» **REQUIRED WORK**: Find the line containing "Give me the", then print it and each following line through the end of the records, exactly and with nothing added; leave out any pictures.

» **EXTRACTED RECORDS**:
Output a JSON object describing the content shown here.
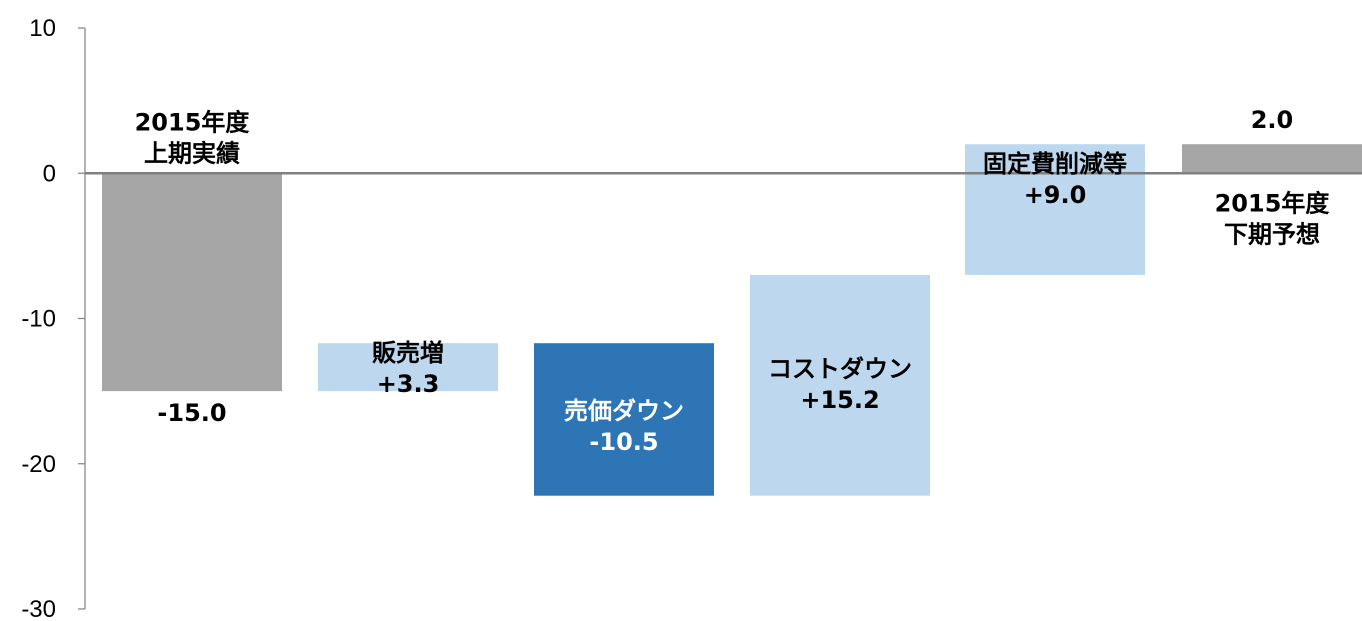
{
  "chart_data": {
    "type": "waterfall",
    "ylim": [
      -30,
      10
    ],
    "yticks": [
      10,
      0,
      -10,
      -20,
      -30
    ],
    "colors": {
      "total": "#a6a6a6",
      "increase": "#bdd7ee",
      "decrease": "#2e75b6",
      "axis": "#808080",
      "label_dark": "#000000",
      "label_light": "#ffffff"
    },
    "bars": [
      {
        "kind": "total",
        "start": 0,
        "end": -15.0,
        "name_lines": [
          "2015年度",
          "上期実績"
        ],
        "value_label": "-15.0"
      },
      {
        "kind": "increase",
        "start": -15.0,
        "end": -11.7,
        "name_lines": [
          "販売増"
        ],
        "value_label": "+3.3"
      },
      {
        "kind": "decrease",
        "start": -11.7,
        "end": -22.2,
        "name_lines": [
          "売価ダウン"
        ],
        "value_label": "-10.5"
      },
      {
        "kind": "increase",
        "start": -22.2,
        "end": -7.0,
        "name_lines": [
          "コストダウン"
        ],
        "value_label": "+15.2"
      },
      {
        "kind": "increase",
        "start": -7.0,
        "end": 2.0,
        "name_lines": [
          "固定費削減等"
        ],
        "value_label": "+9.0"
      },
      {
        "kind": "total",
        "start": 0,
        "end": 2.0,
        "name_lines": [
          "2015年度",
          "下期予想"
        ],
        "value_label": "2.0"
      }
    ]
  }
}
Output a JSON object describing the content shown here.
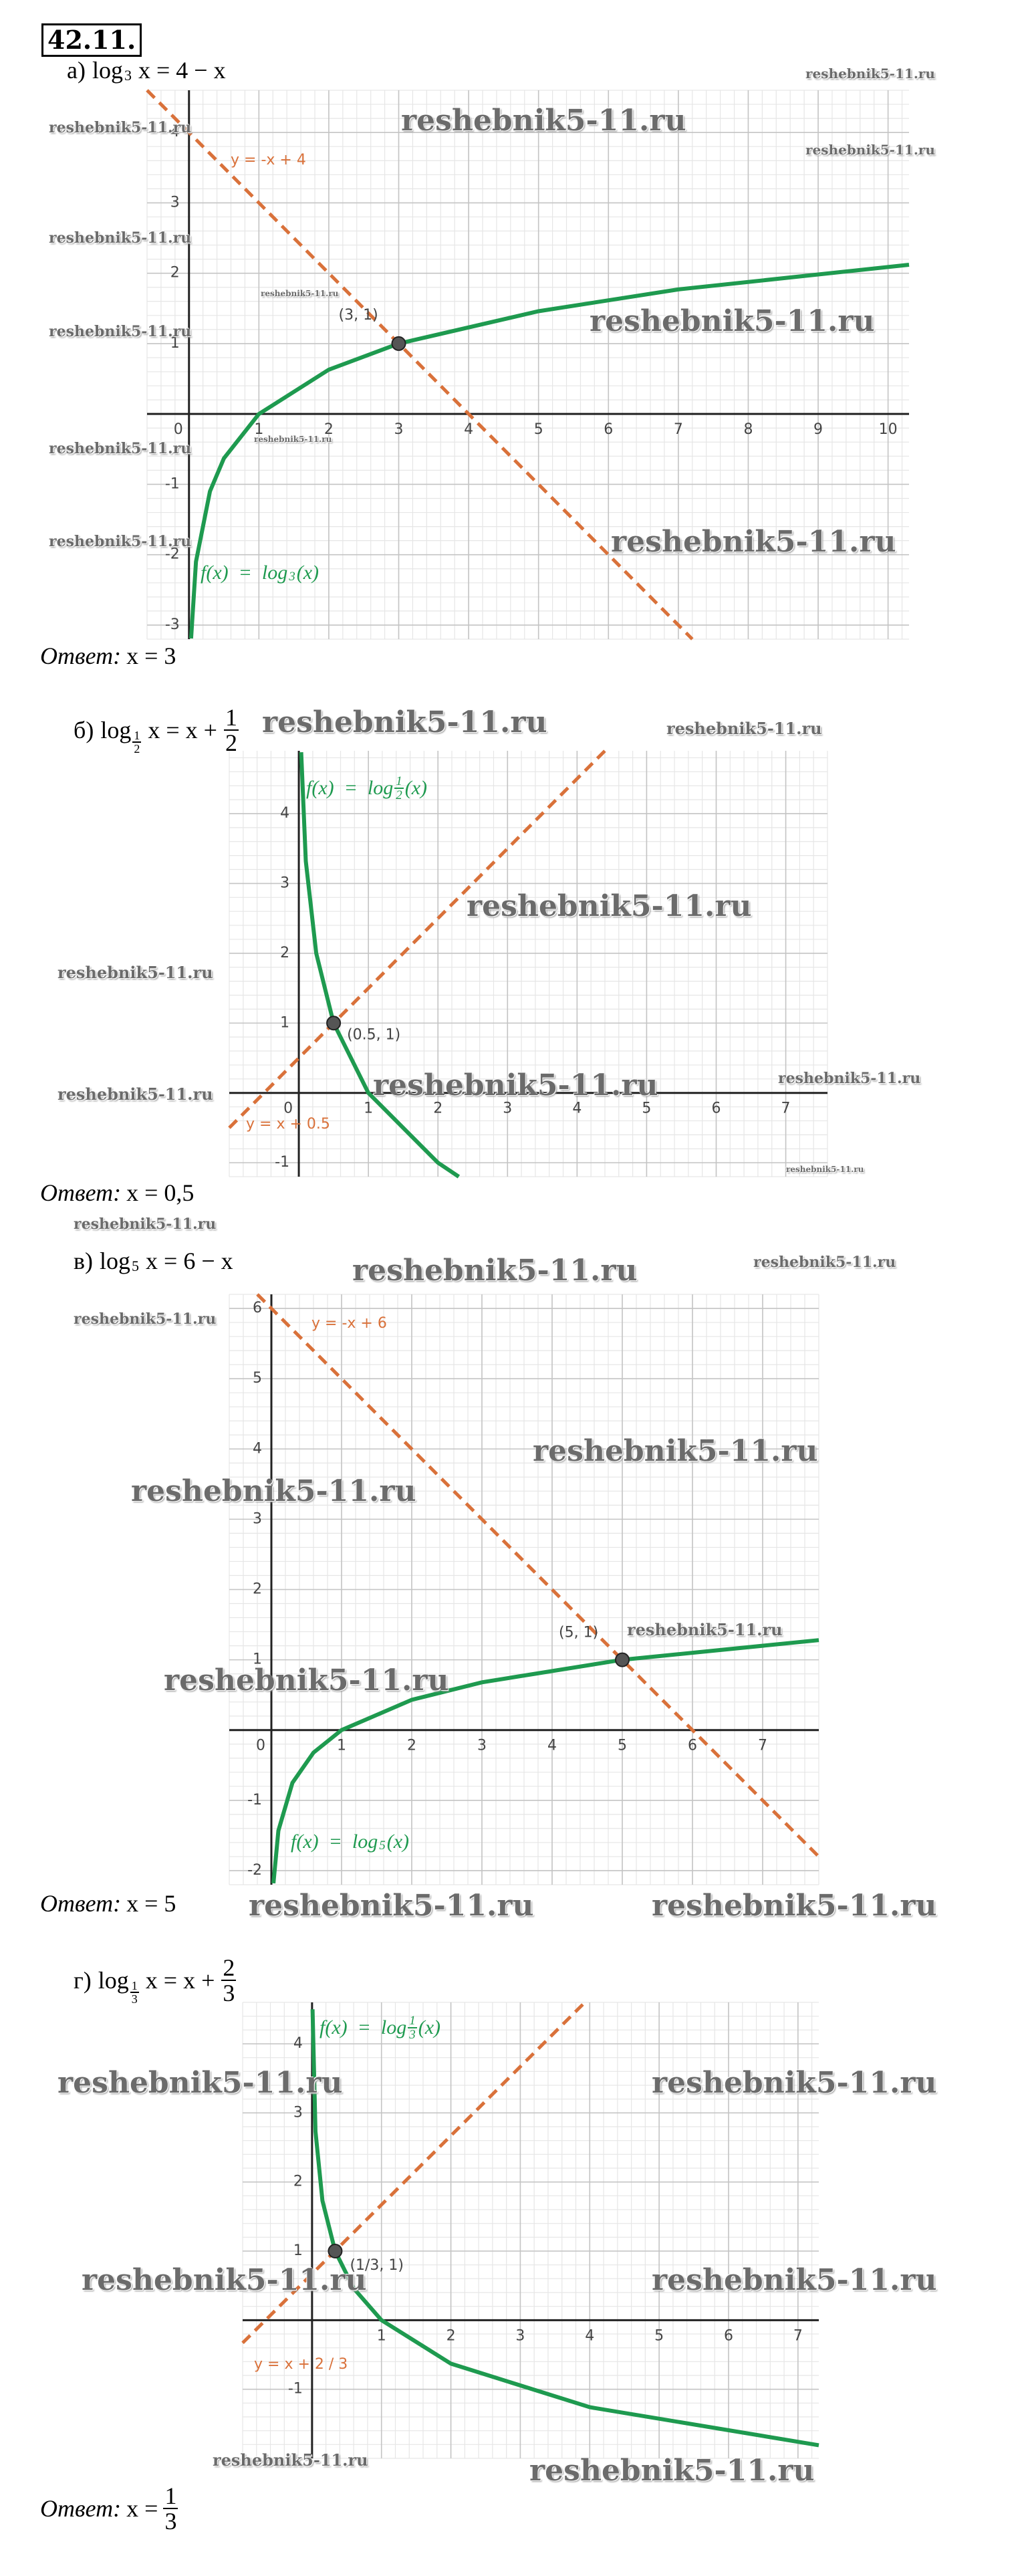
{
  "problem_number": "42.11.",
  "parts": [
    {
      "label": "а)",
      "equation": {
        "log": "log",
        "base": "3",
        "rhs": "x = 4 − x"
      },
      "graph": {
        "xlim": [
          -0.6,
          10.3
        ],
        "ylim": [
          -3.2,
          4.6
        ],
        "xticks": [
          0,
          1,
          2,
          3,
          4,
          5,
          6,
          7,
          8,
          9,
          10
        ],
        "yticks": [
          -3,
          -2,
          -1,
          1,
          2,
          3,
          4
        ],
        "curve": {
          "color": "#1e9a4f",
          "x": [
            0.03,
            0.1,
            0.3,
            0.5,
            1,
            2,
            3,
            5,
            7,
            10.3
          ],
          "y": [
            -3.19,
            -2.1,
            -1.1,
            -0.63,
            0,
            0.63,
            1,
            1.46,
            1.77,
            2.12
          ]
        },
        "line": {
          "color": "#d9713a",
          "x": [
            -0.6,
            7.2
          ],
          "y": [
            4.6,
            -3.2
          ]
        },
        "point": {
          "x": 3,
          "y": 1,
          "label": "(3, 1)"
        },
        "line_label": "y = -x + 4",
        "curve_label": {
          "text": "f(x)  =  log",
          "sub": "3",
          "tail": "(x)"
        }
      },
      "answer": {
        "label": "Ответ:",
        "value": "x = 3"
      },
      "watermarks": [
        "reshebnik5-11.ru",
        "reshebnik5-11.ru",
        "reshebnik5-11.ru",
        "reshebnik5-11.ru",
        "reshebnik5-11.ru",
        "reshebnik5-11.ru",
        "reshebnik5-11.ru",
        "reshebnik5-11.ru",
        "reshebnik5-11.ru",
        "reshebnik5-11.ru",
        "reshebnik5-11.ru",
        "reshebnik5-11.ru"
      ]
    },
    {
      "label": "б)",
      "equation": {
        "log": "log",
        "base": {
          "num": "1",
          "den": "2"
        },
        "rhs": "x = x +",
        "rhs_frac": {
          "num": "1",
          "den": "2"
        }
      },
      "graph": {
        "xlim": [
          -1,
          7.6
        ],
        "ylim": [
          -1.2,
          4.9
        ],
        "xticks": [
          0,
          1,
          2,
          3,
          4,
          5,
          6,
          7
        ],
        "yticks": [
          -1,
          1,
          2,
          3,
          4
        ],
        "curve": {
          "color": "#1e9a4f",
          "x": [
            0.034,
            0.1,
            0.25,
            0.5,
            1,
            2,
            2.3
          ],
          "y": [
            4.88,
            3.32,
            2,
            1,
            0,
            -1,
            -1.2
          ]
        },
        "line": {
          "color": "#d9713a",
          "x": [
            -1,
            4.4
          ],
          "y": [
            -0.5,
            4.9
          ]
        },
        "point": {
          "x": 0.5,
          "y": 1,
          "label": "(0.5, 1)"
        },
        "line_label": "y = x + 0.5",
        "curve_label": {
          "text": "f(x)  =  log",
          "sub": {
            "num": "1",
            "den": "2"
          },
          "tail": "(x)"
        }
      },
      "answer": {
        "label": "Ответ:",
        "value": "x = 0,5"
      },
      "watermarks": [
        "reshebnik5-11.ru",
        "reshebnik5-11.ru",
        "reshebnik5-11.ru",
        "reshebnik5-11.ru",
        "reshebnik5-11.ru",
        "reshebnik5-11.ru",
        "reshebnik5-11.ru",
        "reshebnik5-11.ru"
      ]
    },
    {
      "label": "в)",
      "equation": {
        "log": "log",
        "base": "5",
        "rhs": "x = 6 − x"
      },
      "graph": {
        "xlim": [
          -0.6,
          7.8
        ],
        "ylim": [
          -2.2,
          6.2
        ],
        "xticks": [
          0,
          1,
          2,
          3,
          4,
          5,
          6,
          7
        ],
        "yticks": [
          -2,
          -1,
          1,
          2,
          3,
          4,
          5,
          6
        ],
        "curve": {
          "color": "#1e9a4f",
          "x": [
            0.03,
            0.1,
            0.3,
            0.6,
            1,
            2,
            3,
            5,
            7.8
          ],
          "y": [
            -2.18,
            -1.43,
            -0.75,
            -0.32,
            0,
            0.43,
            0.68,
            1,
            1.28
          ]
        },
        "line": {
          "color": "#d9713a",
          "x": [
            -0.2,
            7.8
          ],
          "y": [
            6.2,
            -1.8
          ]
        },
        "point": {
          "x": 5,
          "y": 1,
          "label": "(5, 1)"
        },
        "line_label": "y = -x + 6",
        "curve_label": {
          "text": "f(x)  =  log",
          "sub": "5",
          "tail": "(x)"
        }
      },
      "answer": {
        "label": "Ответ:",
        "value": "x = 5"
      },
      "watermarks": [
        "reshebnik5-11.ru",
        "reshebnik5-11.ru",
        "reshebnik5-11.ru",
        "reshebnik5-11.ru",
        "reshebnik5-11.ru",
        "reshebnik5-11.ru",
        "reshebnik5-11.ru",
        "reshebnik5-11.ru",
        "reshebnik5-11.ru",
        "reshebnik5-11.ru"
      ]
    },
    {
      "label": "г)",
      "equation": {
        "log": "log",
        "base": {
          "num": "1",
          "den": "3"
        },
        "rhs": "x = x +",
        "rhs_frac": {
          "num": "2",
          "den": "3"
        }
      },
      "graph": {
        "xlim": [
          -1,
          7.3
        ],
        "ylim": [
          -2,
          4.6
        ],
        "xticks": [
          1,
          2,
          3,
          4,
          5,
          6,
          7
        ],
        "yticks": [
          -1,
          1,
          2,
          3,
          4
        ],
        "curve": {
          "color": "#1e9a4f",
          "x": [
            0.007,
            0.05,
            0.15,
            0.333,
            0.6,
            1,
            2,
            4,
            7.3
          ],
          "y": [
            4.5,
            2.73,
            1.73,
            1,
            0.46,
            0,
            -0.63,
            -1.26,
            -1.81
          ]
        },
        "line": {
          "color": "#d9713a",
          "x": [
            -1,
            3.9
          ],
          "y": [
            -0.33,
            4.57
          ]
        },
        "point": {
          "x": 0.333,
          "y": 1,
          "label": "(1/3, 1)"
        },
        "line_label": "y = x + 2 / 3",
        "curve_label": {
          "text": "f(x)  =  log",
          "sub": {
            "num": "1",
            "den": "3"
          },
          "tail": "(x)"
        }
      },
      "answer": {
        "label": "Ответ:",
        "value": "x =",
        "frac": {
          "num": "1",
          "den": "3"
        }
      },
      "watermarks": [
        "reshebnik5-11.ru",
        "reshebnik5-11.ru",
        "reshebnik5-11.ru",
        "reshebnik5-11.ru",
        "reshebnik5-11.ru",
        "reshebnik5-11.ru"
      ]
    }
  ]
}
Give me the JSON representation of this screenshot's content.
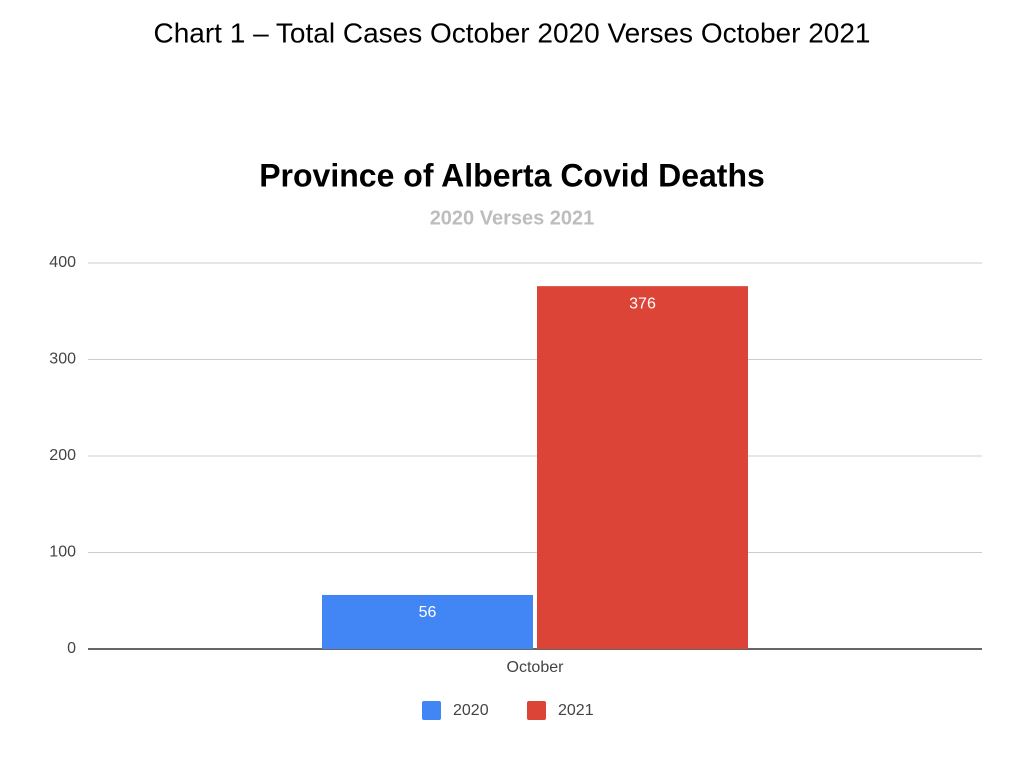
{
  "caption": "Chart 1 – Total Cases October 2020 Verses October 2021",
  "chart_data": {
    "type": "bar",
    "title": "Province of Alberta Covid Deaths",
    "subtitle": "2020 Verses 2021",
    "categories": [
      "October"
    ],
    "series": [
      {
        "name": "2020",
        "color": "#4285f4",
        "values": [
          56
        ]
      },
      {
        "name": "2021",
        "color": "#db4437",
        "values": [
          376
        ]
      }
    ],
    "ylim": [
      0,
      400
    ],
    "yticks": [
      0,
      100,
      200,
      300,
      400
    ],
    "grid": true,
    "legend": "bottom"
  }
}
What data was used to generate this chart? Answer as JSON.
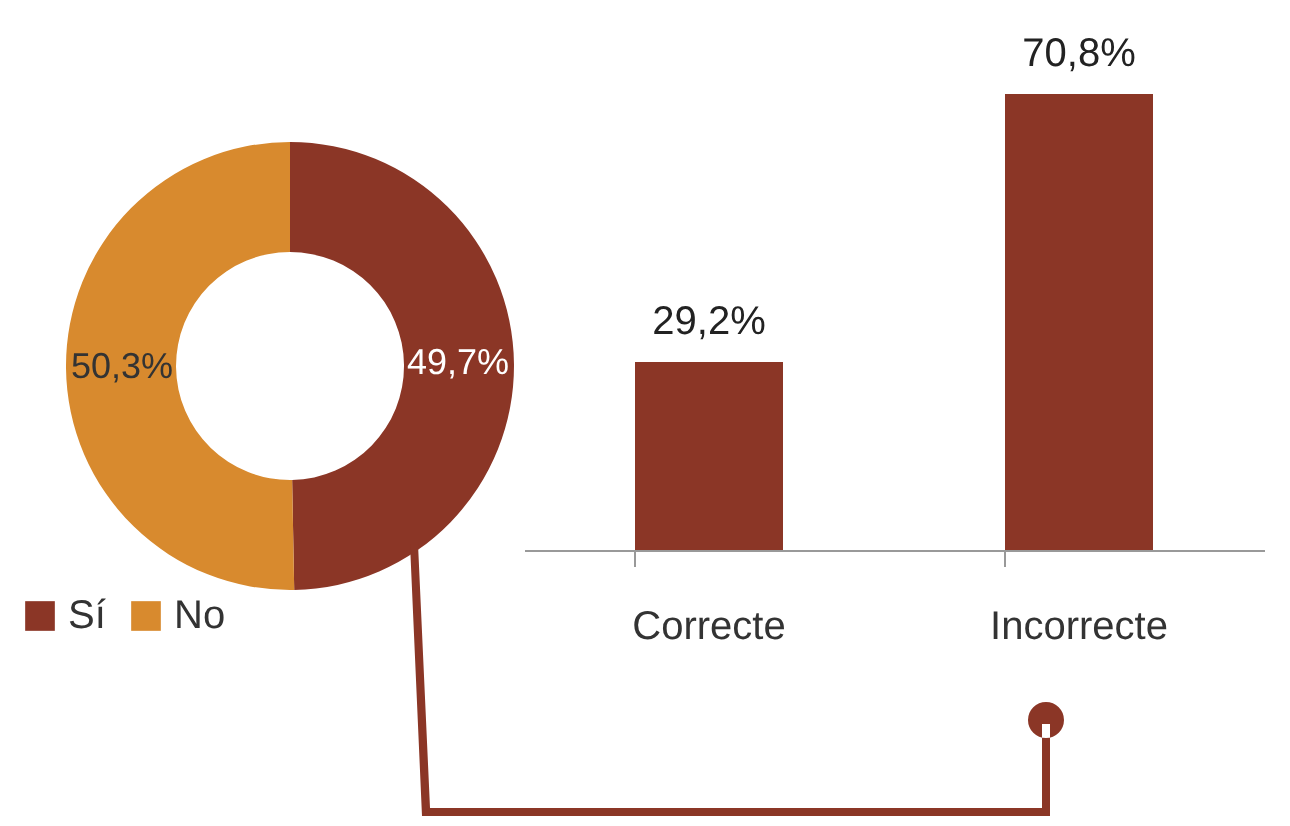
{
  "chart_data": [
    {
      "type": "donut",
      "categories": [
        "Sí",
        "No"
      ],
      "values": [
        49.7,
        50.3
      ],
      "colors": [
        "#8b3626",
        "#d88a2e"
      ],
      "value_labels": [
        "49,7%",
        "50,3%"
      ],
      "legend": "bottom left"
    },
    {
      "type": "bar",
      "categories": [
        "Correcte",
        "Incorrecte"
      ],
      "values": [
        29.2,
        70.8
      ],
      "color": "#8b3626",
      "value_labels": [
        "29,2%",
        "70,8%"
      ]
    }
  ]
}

» **SOLUTION TO THIS TASK**:
Give me the JSON representation of this screenshot's content.
{
  "caption": "Chart 1 – Total Cases October 2020 Verses October 2021",
  "chart_data": {
    "type": "bar",
    "title": "Province of Alberta Covid Deaths",
    "subtitle": "2020 Verses 2021",
    "categories": [
      "October"
    ],
    "series": [
      {
        "name": "2020",
        "color": "#4285f4",
        "values": [
          56
        ]
      },
      {
        "name": "2021",
        "color": "#db4437",
        "values": [
          376
        ]
      }
    ],
    "ylim": [
      0,
      400
    ],
    "yticks": [
      0,
      100,
      200,
      300,
      400
    ],
    "grid": true,
    "legend": "bottom"
  }
}
What data was used to generate this chart? Answer as JSON.
{
  "chart_data": [
    {
      "type": "donut",
      "categories": [
        "Sí",
        "No"
      ],
      "values": [
        49.7,
        50.3
      ],
      "colors": [
        "#8b3626",
        "#d88a2e"
      ],
      "value_labels": [
        "49,7%",
        "50,3%"
      ],
      "legend": "bottom left"
    },
    {
      "type": "bar",
      "categories": [
        "Correcte",
        "Incorrecte"
      ],
      "values": [
        29.2,
        70.8
      ],
      "color": "#8b3626",
      "value_labels": [
        "29,2%",
        "70,8%"
      ]
    }
  ]
}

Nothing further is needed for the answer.